INSTRUCTIONS TO FOLLOW -
Pick out every line in the entries below that contains the string "scrollbar", and copy each of those lines in full.

STORED DATA -
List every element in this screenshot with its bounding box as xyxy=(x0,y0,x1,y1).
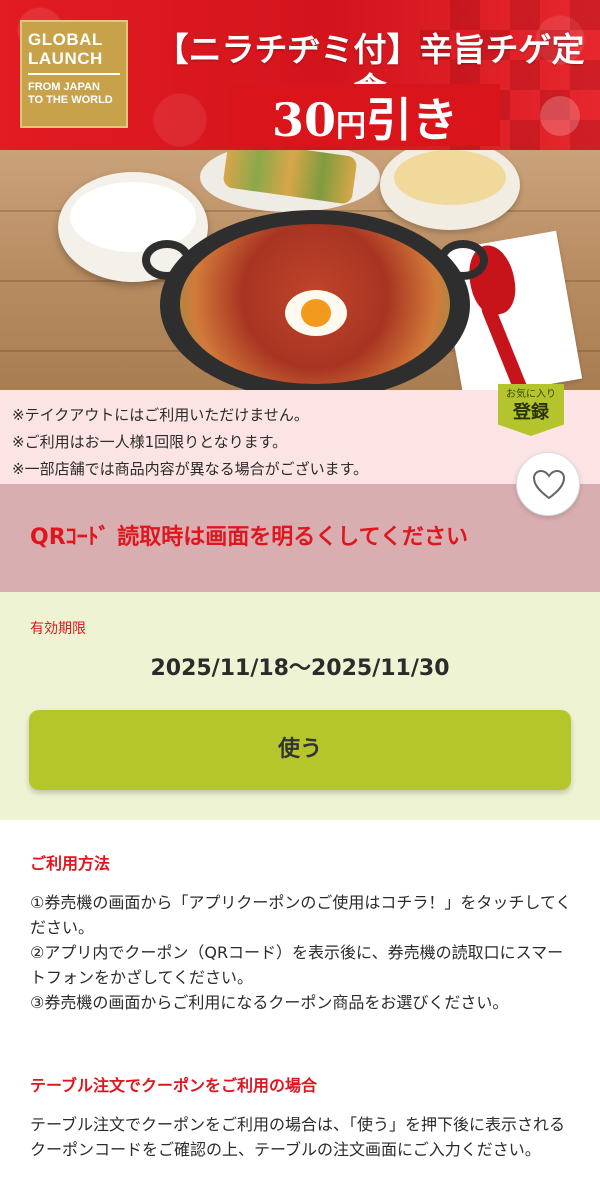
usage-instructions: ご利用方法 ①券売機の画面から「アプリクーポンのご使用はコチラ！」をタッチしてく… xyxy=(0,820,600,1200)
discount-word: 引き xyxy=(366,93,458,147)
logo-line: GLOBAL xyxy=(28,30,103,49)
logo-line: LAUNCH xyxy=(28,49,103,68)
notice-once-per-person: ※ご利用はお一人様1回限りとなります。 xyxy=(12,433,288,451)
validity-dates: 2025/11/18～2025/11/30 xyxy=(150,656,450,681)
egg-yolk xyxy=(301,299,331,327)
validity-label: 有効期限 xyxy=(30,621,86,637)
global-launch-logo: GLOBAL LAUNCH FROM JAPAN TO THE WORLD xyxy=(20,20,128,128)
howto-heading: ご利用方法 xyxy=(30,854,111,873)
notice-store-variation: ※一部店舗では商品内容が異なる場合がございます。 xyxy=(12,460,369,478)
discount-amount: 30 xyxy=(271,93,336,147)
pancake-plate xyxy=(200,150,380,212)
qr-warning-text: QRｺｰﾄﾞ 読取時は画面を明るくしてください xyxy=(30,525,468,550)
pot-handle-right xyxy=(438,240,488,280)
use-coupon-button[interactable]: 使う xyxy=(29,710,571,790)
soup xyxy=(394,150,506,205)
favorite-ribbon-label: 登録 xyxy=(513,402,549,423)
favorite-ribbon-small-label: お気に入り xyxy=(506,389,556,400)
chive-pancake xyxy=(222,150,358,205)
validity-section: 有効期限 2025/11/18～2025/11/30 使う xyxy=(0,592,600,820)
pot-handle-left xyxy=(142,240,192,280)
table-order-body: テーブル注文でクーポンをご利用の場合は、「使う」を押下後に表示されるクーポンコー… xyxy=(30,1115,566,1159)
logo-line: TO THE WORLD xyxy=(28,94,113,106)
discount-label: 30円引き xyxy=(230,84,500,147)
chige-hotpot xyxy=(142,210,488,390)
soup-bowl xyxy=(380,150,520,230)
food-photo xyxy=(0,150,600,390)
logo-divider xyxy=(28,73,120,75)
egg xyxy=(285,290,347,336)
promo-banner: GLOBAL LAUNCH FROM JAPAN TO THE WORLD 【ニ… xyxy=(0,0,600,150)
heart-icon xyxy=(532,469,566,500)
favorite-button[interactable] xyxy=(516,452,580,516)
discount-unit: 円 xyxy=(336,109,366,144)
howto-step-1: ①券売機の画面から「アプリクーポンのご使用はコチラ！」をタッチしてください。 xyxy=(30,893,572,937)
logo-line: FROM JAPAN xyxy=(28,81,100,93)
qr-brightness-warning: QRｺｰﾄﾞ 読取時は画面を明るくしてください xyxy=(0,484,600,592)
howto-step-3: ③券売機の画面からご利用になるクーポン商品をお選びください。 xyxy=(30,993,509,1012)
howto-step-2: ②アプリ内でクーポン（QRコード）を表示後に、券売機の読取口にスマートフォンをか… xyxy=(30,943,564,987)
table-order-heading: テーブル注文でクーポンをご利用の場合 xyxy=(30,1076,318,1095)
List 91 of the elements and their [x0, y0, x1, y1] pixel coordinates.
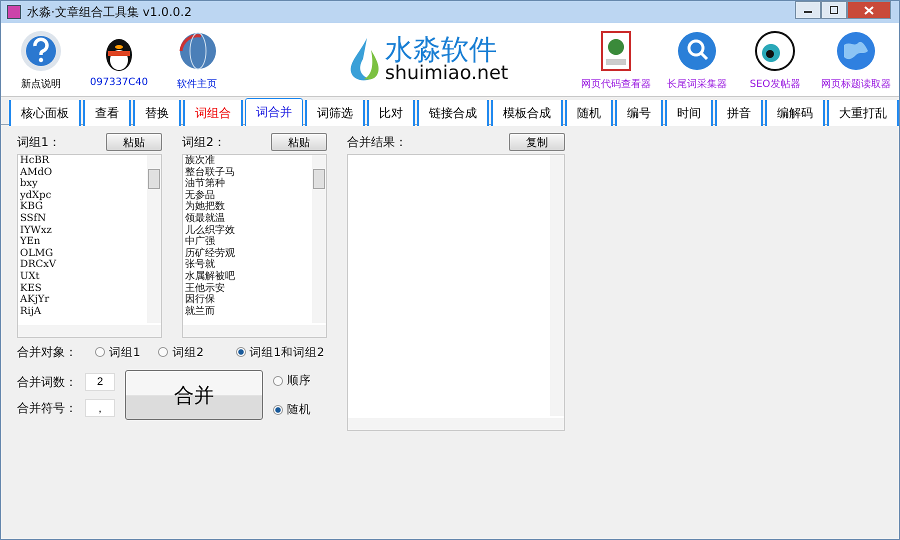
merge-button[interactable]: 合并: [125, 370, 263, 420]
radio-label[interactable]: 随机: [287, 402, 311, 417]
tab[interactable]: 时间: [665, 100, 713, 126]
list-item: 历矿经劳观: [185, 248, 235, 259]
list-item: SSfN: [20, 212, 46, 225]
maximize-icon[interactable]: [829, 6, 839, 14]
toolbar-label[interactable]: 网页标题读取器: [821, 76, 891, 90]
word-count-field[interactable]: 2: [85, 373, 115, 391]
separator-field[interactable]: ，: [85, 399, 115, 417]
radio-button[interactable]: [158, 347, 168, 357]
list-item: 因行保: [185, 294, 215, 306]
tab[interactable]: 链接合成: [417, 100, 489, 126]
toolbar-label[interactable]: 软件主页: [177, 76, 217, 90]
tab[interactable]: 查看: [83, 100, 131, 126]
toolbar-label[interactable]: 097337C40: [90, 76, 148, 88]
separator-label: 合并符号：: [17, 400, 77, 416]
list-item: IYWxz: [20, 224, 52, 236]
toolbar-label[interactable]: 新点说明: [21, 76, 61, 90]
list-item: YEn: [20, 236, 40, 248]
radio-label[interactable]: 顺序: [287, 373, 311, 388]
word-list[interactable]: 族次准 整台联子马 油节第种 无参品 为她把数 领最就温 儿么织字效 中广强 历矿经劳观 张号就 水属解被吧 王他示安 因行保 就兰而: [182, 154, 327, 338]
list-item: RijA: [20, 306, 42, 318]
list-item: KBG: [20, 201, 43, 213]
list-item: 整台联子马: [185, 166, 235, 178]
paste-button[interactable]: 粘贴: [106, 133, 162, 151]
list-item: ydXpc: [20, 190, 52, 202]
radio-button[interactable]: [236, 347, 246, 357]
result-label: 合并结果：: [347, 134, 407, 150]
vertical-scrollbar[interactable]: [550, 155, 564, 416]
radio-button[interactable]: [273, 376, 283, 386]
copy-button[interactable]: 复制: [509, 133, 565, 151]
help-icon[interactable]: [19, 28, 63, 72]
list-item: HcBR: [20, 155, 50, 167]
list-item: 族次准: [185, 155, 215, 166]
list-item: UXt: [20, 270, 40, 283]
radio-button[interactable]: [95, 347, 105, 357]
list-item: AKjYr: [20, 294, 50, 306]
close-button[interactable]: [847, 1, 891, 19]
list-item: 无参品: [185, 190, 215, 201]
paste-button[interactable]: 粘贴: [271, 133, 327, 151]
radio-label[interactable]: 词组1: [109, 344, 140, 360]
horizontal-scrollbar[interactable]: [183, 325, 326, 337]
window-title: 水淼·文章组合工具集 v1.0.0.2: [27, 4, 192, 20]
tab[interactable]: 拼音: [715, 100, 763, 126]
list-item: 为她把数: [185, 201, 225, 212]
logo-name: 水淼软件: [385, 34, 497, 64]
horizontal-scrollbar[interactable]: [348, 418, 564, 430]
app-icon: [7, 5, 21, 19]
list-item: KES: [20, 282, 42, 294]
logo-domain: shuimiao.net: [385, 64, 508, 84]
horizontal-scrollbar[interactable]: [18, 325, 161, 337]
group-label: 词组2：: [182, 134, 226, 150]
toolbar-label[interactable]: 长尾词采集器: [667, 76, 727, 90]
list-item: OLMG: [20, 248, 54, 260]
merge-target-label: 合并对象：: [17, 344, 77, 360]
vertical-scrollbar[interactable]: [312, 155, 326, 323]
tab[interactable]: 替换: [133, 100, 181, 126]
tab[interactable]: 编解码: [765, 100, 825, 126]
tab[interactable]: 词筛选: [305, 100, 365, 126]
word-list[interactable]: HcBR AMdO bxy ydXpc KBG SSfN IYWxz YEn OLMG DRCxV UXt KES AKjYr RijA: [17, 154, 162, 338]
tab[interactable]: 词组合: [183, 100, 243, 126]
radio-button[interactable]: [273, 404, 283, 414]
tab[interactable]: 模板合成: [491, 100, 563, 126]
tab[interactable]: 随机: [565, 100, 613, 126]
group-label: 词组1：: [17, 134, 61, 150]
list-item: 中广强: [185, 236, 215, 248]
minimize-button[interactable]: [795, 1, 821, 19]
list-item: 油节第种: [185, 178, 225, 190]
list-item: AMdO: [20, 166, 52, 178]
list-item: 水属解被吧: [185, 270, 235, 282]
word-count-label: 合并词数：: [17, 374, 77, 390]
vertical-scrollbar[interactable]: [147, 155, 161, 323]
tab[interactable]: 词合并: [245, 98, 303, 126]
tab[interactable]: 核心面板: [9, 100, 81, 126]
close-icon[interactable]: [864, 6, 874, 14]
tab[interactable]: 大重打乱: [827, 100, 899, 126]
list-item: 张号就: [185, 259, 215, 270]
list-item: DRCxV: [20, 259, 56, 271]
list-item: 儿么织字效: [185, 224, 235, 236]
maximize-button[interactable]: [821, 1, 847, 19]
radio-label[interactable]: 词组1和词组2: [250, 344, 324, 360]
toolbar-label[interactable]: SEO发帖器: [750, 76, 800, 90]
list-item: bxy: [20, 178, 38, 190]
list-item: 就兰而: [185, 306, 215, 318]
list-item: 领最就温: [185, 212, 225, 224]
list-item: 王他示安: [185, 282, 225, 294]
radio-label[interactable]: 词组2: [172, 344, 204, 360]
toolbar-label[interactable]: 网页代码查看器: [581, 76, 651, 90]
tab[interactable]: 编号: [615, 100, 663, 126]
tab[interactable]: 比对: [367, 100, 415, 126]
eye-icon[interactable]: [753, 28, 797, 72]
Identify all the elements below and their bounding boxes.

RESPONSE TO THIS EXERCISE -
vertical-scrollbar[interactable]: [550, 155, 564, 416]
horizontal-scrollbar[interactable]: [183, 325, 326, 337]
horizontal-scrollbar[interactable]: [348, 418, 564, 430]
horizontal-scrollbar[interactable]: [18, 325, 161, 337]
vertical-scrollbar[interactable]: [312, 155, 326, 323]
vertical-scrollbar[interactable]: [147, 155, 161, 323]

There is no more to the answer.